• [Exercise prompt]
Set down every record once more, exactly as given.

• [Data in this exercise]
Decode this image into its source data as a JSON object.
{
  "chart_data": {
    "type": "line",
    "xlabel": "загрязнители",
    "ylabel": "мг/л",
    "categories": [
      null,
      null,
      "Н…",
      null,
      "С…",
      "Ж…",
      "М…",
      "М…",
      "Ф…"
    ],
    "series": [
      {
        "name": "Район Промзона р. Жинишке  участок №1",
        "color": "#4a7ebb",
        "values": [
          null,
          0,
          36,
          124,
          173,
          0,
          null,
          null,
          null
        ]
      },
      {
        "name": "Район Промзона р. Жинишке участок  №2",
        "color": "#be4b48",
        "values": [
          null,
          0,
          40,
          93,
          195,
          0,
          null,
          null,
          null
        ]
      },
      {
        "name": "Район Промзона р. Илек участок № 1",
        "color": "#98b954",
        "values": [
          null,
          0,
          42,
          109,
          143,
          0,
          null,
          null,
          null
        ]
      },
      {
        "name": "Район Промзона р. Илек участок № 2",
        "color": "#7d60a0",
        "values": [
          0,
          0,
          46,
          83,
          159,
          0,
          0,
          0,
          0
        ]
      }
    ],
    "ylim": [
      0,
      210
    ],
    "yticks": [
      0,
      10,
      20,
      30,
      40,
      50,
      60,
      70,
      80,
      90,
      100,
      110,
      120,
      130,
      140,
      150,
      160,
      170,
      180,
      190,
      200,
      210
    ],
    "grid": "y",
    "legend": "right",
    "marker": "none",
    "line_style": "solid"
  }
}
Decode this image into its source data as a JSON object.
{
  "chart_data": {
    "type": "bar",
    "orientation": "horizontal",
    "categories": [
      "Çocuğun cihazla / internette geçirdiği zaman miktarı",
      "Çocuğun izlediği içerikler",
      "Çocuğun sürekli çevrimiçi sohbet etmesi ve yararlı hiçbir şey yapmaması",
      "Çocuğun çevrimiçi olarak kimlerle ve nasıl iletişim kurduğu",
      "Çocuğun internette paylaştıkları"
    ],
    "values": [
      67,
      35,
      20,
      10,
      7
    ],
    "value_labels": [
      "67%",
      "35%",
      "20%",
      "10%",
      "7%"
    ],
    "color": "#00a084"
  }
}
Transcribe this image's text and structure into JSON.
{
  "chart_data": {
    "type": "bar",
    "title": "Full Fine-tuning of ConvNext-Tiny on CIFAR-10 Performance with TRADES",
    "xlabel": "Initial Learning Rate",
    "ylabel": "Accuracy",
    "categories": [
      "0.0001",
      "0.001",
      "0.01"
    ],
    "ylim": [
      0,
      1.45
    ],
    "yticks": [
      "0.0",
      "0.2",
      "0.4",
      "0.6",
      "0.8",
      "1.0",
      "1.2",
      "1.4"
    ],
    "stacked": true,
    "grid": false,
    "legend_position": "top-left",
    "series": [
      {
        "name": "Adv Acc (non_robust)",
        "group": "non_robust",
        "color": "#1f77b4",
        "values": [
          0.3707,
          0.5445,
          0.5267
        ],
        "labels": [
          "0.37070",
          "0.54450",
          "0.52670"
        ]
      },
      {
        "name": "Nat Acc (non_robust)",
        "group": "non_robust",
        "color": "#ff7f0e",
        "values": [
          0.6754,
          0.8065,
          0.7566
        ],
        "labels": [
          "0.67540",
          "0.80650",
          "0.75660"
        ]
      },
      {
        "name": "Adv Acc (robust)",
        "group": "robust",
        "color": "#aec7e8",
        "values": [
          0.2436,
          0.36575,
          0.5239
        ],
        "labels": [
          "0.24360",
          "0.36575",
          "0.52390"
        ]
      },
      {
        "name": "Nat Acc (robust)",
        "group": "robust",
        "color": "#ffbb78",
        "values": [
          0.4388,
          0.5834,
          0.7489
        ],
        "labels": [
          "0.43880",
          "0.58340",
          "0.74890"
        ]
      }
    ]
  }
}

• [Task response]
Decode this image into its source data as a JSON object.
{
  "chart_data": {
    "type": "line",
    "xlabel": "загрязнители",
    "ylabel": "мг/л",
    "categories": [
      null,
      null,
      "Н…",
      null,
      "С…",
      "Ж…",
      "М…",
      "М…",
      "Ф…"
    ],
    "series": [
      {
        "name": "Район Промзона р. Жинишке  участок №1",
        "color": "#4a7ebb",
        "values": [
          null,
          0,
          36,
          124,
          173,
          0,
          null,
          null,
          null
        ]
      },
      {
        "name": "Район Промзона р. Жинишке участок  №2",
        "color": "#be4b48",
        "values": [
          null,
          0,
          40,
          93,
          195,
          0,
          null,
          null,
          null
        ]
      },
      {
        "name": "Район Промзона р. Илек участок № 1",
        "color": "#98b954",
        "values": [
          null,
          0,
          42,
          109,
          143,
          0,
          null,
          null,
          null
        ]
      },
      {
        "name": "Район Промзона р. Илек участок № 2",
        "color": "#7d60a0",
        "values": [
          0,
          0,
          46,
          83,
          159,
          0,
          0,
          0,
          0
        ]
      }
    ],
    "ylim": [
      0,
      210
    ],
    "yticks": [
      0,
      10,
      20,
      30,
      40,
      50,
      60,
      70,
      80,
      90,
      100,
      110,
      120,
      130,
      140,
      150,
      160,
      170,
      180,
      190,
      200,
      210
    ],
    "grid": "y",
    "legend": "right",
    "marker": "none",
    "line_style": "solid"
  }
}
Decode this image into its source data as a JSON object.
{
  "chart_data": {
    "type": "bar",
    "orientation": "horizontal",
    "categories": [
      "Çocuğun cihazla / internette geçirdiği zaman miktarı",
      "Çocuğun izlediği içerikler",
      "Çocuğun sürekli çevrimiçi sohbet etmesi ve yararlı hiçbir şey yapmaması",
      "Çocuğun çevrimiçi olarak kimlerle ve nasıl iletişim kurduğu",
      "Çocuğun internette paylaştıkları"
    ],
    "values": [
      67,
      35,
      20,
      10,
      7
    ],
    "value_labels": [
      "67%",
      "35%",
      "20%",
      "10%",
      "7%"
    ],
    "color": "#00a084"
  }
}
Transcribe this image's text and structure into JSON.
{
  "chart_data": {
    "type": "bar",
    "title": "Full Fine-tuning of ConvNext-Tiny on CIFAR-10 Performance with TRADES",
    "xlabel": "Initial Learning Rate",
    "ylabel": "Accuracy",
    "categories": [
      "0.0001",
      "0.001",
      "0.01"
    ],
    "ylim": [
      0,
      1.45
    ],
    "yticks": [
      "0.0",
      "0.2",
      "0.4",
      "0.6",
      "0.8",
      "1.0",
      "1.2",
      "1.4"
    ],
    "stacked": true,
    "grid": false,
    "legend_position": "top-left",
    "series": [
      {
        "name": "Adv Acc (non_robust)",
        "group": "non_robust",
        "color": "#1f77b4",
        "values": [
          0.3707,
          0.5445,
          0.5267
        ],
        "labels": [
          "0.37070",
          "0.54450",
          "0.52670"
        ]
      },
      {
        "name": "Nat Acc (non_robust)",
        "group": "non_robust",
        "color": "#ff7f0e",
        "values": [
          0.6754,
          0.8065,
          0.7566
        ],
        "labels": [
          "0.67540",
          "0.80650",
          "0.75660"
        ]
      },
      {
        "name": "Adv Acc (robust)",
        "group": "robust",
        "color": "#aec7e8",
        "values": [
          0.2436,
          0.36575,
          0.5239
        ],
        "labels": [
          "0.24360",
          "0.36575",
          "0.52390"
        ]
      },
      {
        "name": "Nat Acc (robust)",
        "group": "robust",
        "color": "#ffbb78",
        "values": [
          0.4388,
          0.5834,
          0.7489
        ],
        "labels": [
          "0.43880",
          "0.58340",
          "0.74890"
        ]
      }
    ]
  }
}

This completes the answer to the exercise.